>> Start Records for the exercise

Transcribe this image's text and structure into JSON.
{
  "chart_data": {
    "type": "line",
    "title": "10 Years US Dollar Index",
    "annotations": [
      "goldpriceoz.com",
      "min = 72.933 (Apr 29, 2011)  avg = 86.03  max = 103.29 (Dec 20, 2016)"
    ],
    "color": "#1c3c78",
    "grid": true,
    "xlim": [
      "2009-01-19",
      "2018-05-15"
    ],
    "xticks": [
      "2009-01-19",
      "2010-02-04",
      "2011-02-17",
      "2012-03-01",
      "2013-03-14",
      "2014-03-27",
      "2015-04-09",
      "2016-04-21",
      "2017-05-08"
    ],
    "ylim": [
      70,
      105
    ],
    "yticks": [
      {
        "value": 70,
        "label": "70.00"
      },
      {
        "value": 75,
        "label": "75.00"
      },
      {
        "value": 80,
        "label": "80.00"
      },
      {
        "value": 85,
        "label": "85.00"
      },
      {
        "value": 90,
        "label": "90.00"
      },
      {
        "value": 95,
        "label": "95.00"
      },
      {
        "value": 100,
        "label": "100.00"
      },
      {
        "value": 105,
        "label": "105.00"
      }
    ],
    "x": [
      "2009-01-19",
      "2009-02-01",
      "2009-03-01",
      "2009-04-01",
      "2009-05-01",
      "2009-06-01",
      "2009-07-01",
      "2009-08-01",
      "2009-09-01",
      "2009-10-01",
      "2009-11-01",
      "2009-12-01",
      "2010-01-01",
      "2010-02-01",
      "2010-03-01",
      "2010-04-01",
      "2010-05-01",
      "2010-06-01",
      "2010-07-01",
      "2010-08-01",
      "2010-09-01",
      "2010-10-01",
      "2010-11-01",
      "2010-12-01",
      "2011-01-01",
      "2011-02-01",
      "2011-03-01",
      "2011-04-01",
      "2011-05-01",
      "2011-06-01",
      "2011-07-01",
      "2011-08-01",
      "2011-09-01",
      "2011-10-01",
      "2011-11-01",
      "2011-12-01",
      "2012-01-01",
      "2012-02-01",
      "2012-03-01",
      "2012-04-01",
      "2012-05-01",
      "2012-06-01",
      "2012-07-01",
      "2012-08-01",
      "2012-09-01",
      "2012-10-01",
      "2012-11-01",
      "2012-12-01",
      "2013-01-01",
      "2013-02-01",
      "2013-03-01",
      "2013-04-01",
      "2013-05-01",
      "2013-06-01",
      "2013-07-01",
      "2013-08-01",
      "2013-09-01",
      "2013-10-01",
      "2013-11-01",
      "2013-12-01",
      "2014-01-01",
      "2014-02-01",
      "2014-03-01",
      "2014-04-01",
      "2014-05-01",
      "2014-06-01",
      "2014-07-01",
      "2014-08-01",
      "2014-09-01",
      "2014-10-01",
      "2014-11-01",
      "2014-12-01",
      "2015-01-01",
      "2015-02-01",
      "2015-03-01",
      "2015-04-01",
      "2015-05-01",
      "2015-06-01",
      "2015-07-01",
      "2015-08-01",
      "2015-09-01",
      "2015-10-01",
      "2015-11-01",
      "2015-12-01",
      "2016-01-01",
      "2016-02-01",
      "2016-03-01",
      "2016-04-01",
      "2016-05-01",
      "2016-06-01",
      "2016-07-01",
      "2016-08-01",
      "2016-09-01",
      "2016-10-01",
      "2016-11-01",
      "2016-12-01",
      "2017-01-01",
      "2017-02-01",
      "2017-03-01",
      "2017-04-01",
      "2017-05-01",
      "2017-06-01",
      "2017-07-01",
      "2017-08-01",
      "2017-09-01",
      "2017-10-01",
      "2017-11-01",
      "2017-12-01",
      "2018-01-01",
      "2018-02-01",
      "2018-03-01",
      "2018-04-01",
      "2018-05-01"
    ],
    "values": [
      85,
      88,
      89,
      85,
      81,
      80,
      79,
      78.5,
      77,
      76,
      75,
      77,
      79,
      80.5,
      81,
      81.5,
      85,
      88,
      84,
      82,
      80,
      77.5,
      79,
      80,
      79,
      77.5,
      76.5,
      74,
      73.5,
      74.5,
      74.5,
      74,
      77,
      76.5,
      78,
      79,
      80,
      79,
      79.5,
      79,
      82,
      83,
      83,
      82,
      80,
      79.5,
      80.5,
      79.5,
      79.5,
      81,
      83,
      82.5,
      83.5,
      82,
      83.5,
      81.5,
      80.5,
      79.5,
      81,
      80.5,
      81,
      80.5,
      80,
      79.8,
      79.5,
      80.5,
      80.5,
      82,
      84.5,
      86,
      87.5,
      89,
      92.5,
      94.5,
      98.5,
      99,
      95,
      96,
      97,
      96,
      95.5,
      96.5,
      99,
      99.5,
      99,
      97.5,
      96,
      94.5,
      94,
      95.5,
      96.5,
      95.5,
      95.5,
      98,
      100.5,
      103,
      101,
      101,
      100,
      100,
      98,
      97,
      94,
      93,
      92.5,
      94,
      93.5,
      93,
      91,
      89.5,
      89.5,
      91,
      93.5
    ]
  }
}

>> End Records for the exercise
>> Start Records for the exercise

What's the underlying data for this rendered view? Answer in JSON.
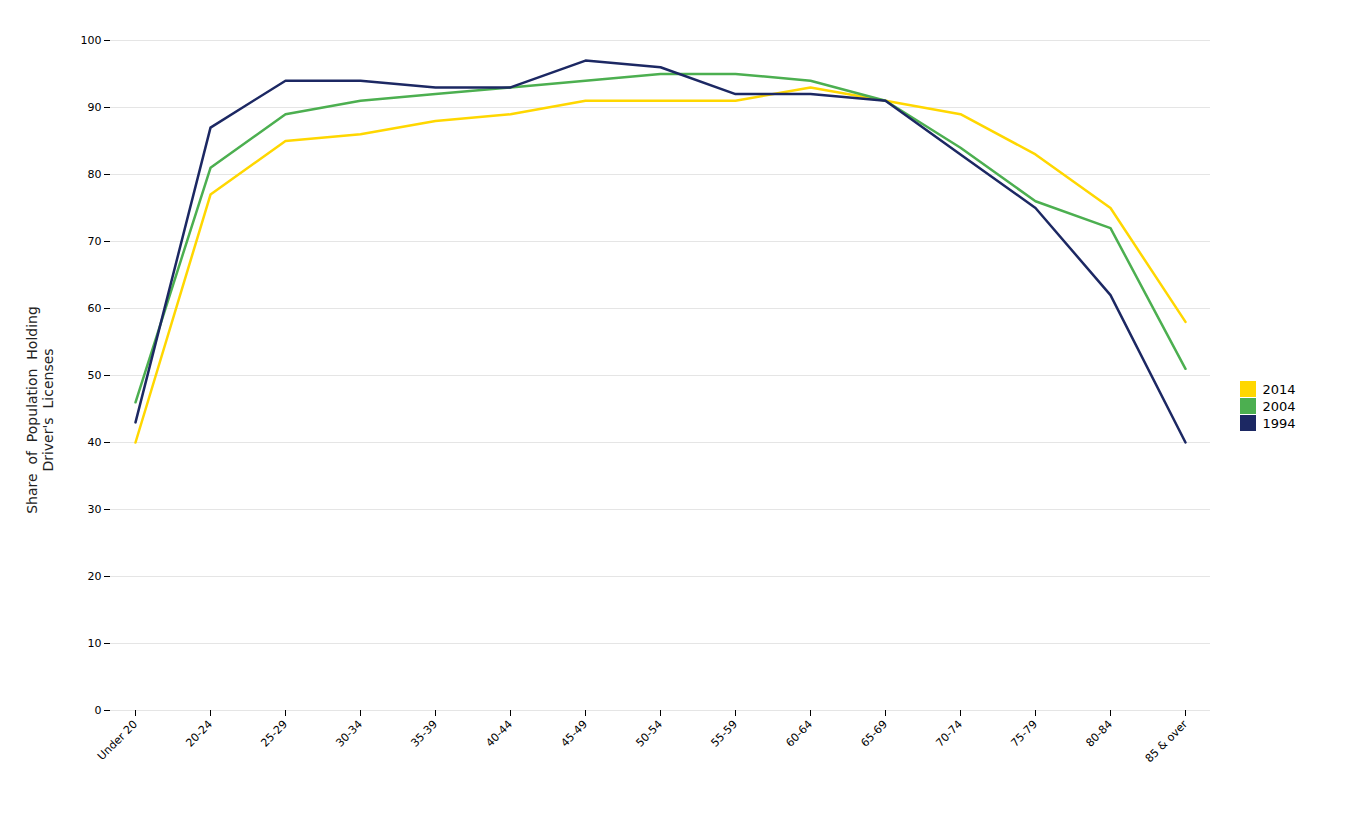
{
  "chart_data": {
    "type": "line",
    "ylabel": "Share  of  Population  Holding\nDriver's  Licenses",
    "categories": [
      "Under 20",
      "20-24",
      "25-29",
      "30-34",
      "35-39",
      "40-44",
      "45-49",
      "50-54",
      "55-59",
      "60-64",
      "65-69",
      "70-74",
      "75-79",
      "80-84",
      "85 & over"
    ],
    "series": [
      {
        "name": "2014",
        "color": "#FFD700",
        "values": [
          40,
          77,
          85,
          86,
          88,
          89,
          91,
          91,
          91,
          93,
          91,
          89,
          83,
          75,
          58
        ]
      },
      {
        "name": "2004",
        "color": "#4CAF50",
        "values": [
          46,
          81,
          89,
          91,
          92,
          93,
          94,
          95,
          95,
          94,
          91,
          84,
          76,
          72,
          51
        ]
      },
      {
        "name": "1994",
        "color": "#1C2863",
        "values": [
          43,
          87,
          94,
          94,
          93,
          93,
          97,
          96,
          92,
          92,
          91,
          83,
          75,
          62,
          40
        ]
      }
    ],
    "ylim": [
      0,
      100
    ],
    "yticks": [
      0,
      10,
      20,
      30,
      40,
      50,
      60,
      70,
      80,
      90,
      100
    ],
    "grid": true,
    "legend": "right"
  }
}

>> End Records for the exercise
>> Start Records for the exercise

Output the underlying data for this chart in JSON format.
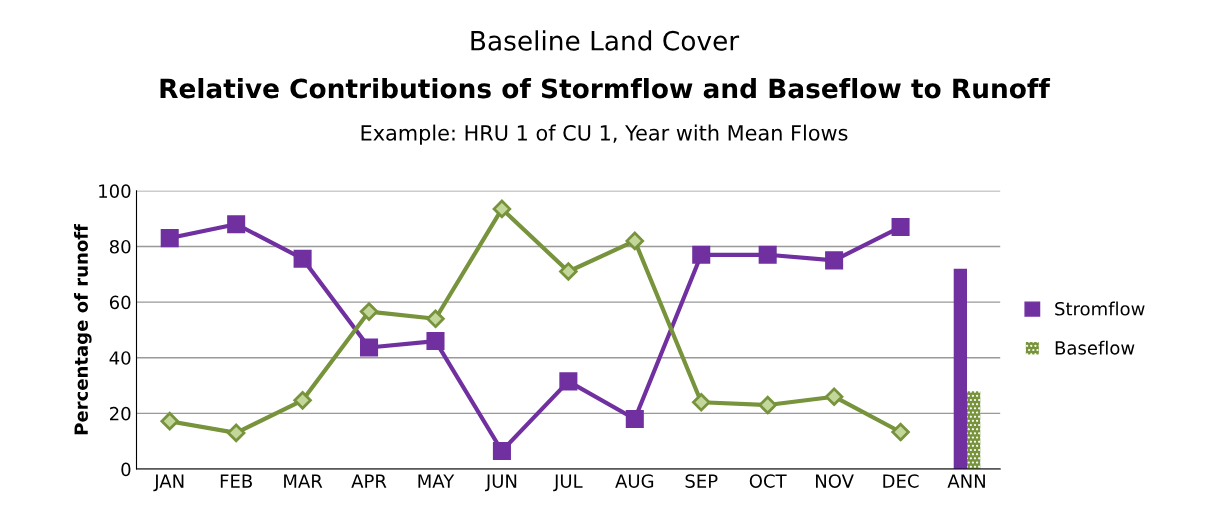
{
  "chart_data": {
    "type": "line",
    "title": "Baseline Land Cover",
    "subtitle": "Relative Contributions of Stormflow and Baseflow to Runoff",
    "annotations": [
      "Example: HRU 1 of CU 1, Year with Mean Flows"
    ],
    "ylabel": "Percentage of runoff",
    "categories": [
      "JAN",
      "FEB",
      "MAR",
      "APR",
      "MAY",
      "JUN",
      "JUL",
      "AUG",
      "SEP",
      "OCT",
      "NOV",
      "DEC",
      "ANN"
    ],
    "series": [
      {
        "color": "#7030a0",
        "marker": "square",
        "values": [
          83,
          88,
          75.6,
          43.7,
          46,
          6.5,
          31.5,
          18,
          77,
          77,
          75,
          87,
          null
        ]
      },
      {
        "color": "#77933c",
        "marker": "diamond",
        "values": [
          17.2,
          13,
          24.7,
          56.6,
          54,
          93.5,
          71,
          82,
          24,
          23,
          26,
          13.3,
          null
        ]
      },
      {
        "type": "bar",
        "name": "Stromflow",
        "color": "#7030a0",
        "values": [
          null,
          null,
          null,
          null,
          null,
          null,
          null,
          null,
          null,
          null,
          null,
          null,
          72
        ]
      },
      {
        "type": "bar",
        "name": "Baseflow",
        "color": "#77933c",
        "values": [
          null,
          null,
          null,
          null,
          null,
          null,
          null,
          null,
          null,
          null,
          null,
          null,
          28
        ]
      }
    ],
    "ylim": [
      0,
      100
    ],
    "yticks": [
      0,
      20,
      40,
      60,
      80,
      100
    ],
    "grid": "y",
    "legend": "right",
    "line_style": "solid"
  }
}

>> End Records for the exercise

#### [The task]
Search the lines for the string "underlying" and copy every line that has it.

#### [Problem solution]
What's the underlying data for this rendered view? Answer in JSON.
Output the underlying data for this chart in JSON format.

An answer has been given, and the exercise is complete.